> Work required: Find every line with the word "关系型数据交换文档规范" and give their count, nothing else.

:: Task material

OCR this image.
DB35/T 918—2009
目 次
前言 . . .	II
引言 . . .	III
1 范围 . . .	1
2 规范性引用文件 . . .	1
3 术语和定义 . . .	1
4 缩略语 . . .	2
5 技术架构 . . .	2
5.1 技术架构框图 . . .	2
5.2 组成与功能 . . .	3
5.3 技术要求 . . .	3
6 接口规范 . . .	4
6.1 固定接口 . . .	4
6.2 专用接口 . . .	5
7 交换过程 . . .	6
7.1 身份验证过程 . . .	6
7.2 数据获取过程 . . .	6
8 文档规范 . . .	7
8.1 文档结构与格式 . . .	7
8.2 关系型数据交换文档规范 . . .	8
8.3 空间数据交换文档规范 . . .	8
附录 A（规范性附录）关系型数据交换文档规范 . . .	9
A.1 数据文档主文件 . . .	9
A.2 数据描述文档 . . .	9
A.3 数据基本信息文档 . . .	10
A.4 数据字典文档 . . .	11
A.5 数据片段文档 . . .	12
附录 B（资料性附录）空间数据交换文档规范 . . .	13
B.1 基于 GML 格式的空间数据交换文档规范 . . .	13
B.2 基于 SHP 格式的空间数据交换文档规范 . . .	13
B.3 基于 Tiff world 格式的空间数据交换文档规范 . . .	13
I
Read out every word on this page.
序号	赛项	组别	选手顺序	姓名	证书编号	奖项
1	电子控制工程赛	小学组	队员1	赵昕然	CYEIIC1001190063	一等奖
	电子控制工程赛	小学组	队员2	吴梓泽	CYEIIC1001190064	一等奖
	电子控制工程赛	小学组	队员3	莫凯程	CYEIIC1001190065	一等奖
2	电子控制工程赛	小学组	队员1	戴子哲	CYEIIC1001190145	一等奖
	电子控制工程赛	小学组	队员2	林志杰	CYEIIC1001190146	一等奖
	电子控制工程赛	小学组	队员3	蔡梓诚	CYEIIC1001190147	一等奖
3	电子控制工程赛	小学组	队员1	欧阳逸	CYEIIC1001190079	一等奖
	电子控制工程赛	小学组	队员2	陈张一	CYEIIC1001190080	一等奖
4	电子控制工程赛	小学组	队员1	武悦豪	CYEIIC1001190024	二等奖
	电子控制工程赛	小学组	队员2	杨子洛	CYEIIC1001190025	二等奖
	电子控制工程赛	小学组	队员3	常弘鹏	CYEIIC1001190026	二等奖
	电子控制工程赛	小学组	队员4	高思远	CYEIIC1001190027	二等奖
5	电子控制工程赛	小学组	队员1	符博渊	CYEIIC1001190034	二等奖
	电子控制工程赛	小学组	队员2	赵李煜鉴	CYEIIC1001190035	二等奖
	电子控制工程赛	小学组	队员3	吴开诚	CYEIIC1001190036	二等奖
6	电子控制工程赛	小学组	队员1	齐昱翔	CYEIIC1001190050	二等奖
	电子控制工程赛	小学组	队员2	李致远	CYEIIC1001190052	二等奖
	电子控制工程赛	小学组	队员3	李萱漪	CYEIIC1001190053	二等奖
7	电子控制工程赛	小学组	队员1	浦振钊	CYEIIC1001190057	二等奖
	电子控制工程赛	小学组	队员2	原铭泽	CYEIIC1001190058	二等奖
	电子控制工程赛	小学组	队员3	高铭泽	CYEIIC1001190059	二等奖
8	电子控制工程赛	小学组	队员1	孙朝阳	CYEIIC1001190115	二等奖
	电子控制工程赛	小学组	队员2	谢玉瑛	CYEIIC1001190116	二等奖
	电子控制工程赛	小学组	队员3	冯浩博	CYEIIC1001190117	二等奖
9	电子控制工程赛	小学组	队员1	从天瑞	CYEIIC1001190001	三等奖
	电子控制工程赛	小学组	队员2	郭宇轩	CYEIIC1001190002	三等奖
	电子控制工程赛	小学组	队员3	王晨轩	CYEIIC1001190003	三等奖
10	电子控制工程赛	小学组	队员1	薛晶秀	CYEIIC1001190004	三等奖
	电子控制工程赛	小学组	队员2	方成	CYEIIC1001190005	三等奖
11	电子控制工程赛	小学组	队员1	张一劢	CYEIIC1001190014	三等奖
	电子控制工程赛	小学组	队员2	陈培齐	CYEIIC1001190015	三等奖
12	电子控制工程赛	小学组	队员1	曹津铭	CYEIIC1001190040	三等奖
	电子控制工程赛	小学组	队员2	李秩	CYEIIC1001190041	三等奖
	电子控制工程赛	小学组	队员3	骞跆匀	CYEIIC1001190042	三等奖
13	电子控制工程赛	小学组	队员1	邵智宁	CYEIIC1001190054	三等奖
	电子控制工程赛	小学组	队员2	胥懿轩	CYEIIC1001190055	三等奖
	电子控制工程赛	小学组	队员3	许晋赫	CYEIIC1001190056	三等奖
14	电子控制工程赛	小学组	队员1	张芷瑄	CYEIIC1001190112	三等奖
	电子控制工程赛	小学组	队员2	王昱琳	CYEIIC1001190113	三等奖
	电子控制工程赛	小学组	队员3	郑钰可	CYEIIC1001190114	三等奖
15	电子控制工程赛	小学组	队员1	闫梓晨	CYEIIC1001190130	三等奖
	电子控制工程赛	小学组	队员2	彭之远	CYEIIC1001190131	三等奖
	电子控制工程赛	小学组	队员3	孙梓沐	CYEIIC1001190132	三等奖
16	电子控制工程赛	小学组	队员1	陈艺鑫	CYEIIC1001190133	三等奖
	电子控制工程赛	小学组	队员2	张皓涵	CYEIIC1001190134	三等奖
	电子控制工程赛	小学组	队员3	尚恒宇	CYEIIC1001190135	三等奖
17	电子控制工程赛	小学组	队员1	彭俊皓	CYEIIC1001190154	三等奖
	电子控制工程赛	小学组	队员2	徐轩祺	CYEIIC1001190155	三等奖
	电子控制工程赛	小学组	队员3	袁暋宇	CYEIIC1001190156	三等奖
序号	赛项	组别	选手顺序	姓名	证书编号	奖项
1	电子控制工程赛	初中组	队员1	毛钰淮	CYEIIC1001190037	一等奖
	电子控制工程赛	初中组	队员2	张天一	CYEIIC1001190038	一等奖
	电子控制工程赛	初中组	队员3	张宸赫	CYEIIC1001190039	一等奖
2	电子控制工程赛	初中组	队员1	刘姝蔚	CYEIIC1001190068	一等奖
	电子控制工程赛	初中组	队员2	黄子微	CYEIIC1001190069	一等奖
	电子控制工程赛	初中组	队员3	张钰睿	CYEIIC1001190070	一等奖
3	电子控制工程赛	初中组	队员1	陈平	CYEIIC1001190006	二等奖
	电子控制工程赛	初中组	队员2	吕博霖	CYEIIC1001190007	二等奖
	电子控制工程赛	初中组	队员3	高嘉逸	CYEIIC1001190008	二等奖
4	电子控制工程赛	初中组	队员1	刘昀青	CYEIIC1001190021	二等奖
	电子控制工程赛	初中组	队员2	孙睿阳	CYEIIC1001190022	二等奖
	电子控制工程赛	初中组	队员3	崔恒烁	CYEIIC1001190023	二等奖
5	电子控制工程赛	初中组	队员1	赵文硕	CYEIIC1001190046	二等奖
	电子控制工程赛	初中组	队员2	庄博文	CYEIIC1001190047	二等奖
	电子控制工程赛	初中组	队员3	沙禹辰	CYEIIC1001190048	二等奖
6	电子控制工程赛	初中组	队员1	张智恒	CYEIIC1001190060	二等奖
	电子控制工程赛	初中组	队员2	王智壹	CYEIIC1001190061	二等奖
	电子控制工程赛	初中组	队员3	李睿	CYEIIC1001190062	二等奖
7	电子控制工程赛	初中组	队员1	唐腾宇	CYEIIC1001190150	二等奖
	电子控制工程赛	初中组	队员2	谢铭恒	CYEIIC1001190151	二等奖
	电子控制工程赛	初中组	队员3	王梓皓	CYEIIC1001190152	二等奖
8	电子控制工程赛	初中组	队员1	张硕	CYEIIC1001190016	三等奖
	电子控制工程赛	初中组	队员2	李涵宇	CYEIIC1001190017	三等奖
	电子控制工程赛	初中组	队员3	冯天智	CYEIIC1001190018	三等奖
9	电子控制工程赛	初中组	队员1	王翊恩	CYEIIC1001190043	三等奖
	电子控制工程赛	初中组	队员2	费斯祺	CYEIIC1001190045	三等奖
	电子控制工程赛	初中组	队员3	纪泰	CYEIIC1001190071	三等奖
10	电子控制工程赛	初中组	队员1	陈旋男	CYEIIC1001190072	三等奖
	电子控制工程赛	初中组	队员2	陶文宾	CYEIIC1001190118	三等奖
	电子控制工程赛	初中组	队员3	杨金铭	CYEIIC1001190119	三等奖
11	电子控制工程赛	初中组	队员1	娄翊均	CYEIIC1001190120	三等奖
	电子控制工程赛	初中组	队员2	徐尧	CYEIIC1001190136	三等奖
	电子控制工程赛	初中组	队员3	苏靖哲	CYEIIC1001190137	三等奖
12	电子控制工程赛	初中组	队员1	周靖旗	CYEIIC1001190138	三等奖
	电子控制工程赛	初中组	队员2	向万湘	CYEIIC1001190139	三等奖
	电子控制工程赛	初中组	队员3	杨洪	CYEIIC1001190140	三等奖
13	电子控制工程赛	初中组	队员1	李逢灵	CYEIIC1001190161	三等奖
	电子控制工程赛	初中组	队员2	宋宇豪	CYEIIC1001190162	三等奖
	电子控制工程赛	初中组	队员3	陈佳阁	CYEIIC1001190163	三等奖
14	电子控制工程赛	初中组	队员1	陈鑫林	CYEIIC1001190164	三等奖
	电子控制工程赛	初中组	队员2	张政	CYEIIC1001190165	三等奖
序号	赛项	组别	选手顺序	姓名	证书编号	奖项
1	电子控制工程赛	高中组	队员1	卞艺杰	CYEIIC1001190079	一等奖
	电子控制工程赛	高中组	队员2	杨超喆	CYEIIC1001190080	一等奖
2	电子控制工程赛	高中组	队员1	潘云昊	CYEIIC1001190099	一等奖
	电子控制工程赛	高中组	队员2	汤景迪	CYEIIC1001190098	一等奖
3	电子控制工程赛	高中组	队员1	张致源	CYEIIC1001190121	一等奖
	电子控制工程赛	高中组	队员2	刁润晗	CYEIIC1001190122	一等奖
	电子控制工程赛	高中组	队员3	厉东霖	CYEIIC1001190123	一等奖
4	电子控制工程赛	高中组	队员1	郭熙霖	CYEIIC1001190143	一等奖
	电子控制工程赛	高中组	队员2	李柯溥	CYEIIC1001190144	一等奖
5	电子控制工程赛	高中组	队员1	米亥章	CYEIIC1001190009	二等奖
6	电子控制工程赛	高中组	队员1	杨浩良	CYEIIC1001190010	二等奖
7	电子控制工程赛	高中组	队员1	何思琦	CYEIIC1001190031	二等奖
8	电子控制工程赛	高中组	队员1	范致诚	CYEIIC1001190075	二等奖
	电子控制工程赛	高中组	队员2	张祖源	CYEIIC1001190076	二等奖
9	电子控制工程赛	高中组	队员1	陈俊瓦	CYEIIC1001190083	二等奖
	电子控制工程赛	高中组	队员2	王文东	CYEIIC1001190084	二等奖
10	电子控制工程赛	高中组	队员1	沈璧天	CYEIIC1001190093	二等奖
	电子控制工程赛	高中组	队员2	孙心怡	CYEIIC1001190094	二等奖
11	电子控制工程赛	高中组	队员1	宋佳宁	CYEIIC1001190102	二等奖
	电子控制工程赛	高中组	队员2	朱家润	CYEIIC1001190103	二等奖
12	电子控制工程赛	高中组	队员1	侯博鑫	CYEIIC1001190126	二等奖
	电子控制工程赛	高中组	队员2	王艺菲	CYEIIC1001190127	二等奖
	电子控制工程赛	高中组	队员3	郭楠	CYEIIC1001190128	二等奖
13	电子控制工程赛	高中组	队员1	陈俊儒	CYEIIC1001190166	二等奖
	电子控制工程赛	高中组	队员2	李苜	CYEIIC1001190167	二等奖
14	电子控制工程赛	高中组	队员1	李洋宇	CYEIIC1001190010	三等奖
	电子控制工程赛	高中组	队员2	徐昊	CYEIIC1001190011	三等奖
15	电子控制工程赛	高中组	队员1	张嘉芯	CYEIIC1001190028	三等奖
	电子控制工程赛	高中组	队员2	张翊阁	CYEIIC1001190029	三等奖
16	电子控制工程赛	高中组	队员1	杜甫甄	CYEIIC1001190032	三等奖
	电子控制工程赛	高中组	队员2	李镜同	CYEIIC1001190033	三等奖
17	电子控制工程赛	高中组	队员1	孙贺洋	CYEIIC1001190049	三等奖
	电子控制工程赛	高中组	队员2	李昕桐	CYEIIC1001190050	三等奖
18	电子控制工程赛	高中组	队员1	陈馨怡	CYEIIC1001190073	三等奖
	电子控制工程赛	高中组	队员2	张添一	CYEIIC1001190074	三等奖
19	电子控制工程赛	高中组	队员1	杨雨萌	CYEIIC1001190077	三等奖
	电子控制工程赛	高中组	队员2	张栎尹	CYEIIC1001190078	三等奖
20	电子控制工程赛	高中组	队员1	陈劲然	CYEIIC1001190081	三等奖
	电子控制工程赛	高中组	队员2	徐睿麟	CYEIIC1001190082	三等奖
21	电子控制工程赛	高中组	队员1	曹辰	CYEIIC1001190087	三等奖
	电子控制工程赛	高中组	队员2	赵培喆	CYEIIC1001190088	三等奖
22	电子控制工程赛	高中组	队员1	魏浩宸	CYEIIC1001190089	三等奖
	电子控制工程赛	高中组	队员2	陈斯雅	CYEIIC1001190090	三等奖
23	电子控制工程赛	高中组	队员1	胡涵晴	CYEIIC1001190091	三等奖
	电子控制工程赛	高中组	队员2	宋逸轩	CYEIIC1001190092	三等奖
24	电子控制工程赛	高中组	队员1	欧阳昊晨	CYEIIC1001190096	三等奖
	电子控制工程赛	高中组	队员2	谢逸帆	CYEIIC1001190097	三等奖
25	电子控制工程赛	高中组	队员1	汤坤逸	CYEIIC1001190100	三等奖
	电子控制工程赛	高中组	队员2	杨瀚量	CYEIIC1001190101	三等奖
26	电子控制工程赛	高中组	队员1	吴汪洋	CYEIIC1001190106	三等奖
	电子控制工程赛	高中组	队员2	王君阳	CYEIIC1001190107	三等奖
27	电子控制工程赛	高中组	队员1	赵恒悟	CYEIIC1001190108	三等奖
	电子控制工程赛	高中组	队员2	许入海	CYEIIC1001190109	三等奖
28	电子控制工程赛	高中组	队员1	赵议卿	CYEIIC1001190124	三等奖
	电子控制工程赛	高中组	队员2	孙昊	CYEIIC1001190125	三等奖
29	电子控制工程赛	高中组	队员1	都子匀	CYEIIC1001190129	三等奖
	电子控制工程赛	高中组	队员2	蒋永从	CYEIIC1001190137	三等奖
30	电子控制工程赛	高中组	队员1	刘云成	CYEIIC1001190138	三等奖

::::

> Right answer: 2